** START **

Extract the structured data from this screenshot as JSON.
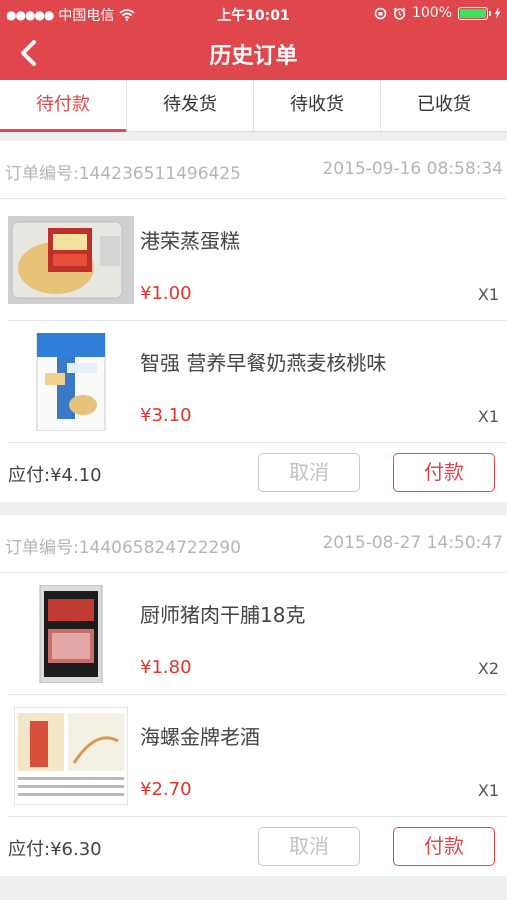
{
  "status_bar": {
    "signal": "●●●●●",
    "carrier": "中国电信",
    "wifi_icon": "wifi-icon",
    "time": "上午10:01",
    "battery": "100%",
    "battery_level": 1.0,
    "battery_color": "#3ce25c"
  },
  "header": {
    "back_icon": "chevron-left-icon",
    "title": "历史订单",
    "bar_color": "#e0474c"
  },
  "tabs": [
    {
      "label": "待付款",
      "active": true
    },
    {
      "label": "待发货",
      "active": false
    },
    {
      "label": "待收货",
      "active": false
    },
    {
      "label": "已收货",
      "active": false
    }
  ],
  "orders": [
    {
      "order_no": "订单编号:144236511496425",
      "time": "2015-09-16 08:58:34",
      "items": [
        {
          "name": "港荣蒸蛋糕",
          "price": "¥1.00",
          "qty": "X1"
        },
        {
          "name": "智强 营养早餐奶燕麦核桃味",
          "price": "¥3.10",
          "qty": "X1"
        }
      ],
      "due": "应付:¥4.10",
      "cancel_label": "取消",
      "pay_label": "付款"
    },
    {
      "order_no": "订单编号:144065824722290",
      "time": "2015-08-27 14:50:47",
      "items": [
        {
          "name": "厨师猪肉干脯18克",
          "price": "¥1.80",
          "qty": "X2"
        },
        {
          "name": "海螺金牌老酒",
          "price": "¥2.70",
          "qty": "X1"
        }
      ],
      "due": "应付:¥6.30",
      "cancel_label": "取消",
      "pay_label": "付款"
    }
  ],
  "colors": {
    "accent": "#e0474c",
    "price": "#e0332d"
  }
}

** END **

*The task:* Copy the listing in full and without alteration, omitting every picture.

*Result:*
Extract the structured data from this screenshot as JSON.
{
  "status_bar": {
    "signal": "●●●●●",
    "carrier": "中国电信",
    "wifi_icon": "wifi-icon",
    "time": "上午10:01",
    "battery": "100%",
    "battery_level": 1.0,
    "battery_color": "#3ce25c"
  },
  "header": {
    "back_icon": "chevron-left-icon",
    "title": "历史订单",
    "bar_color": "#e0474c"
  },
  "tabs": [
    {
      "label": "待付款",
      "active": true
    },
    {
      "label": "待发货",
      "active": false
    },
    {
      "label": "待收货",
      "active": false
    },
    {
      "label": "已收货",
      "active": false
    }
  ],
  "orders": [
    {
      "order_no": "订单编号:144236511496425",
      "time": "2015-09-16 08:58:34",
      "items": [
        {
          "name": "港荣蒸蛋糕",
          "price": "¥1.00",
          "qty": "X1"
        },
        {
          "name": "智强 营养早餐奶燕麦核桃味",
          "price": "¥3.10",
          "qty": "X1"
        }
      ],
      "due": "应付:¥4.10",
      "cancel_label": "取消",
      "pay_label": "付款"
    },
    {
      "order_no": "订单编号:144065824722290",
      "time": "2015-08-27 14:50:47",
      "items": [
        {
          "name": "厨师猪肉干脯18克",
          "price": "¥1.80",
          "qty": "X2"
        },
        {
          "name": "海螺金牌老酒",
          "price": "¥2.70",
          "qty": "X1"
        }
      ],
      "due": "应付:¥6.30",
      "cancel_label": "取消",
      "pay_label": "付款"
    }
  ],
  "colors": {
    "accent": "#e0474c",
    "price": "#e0332d"
  }
}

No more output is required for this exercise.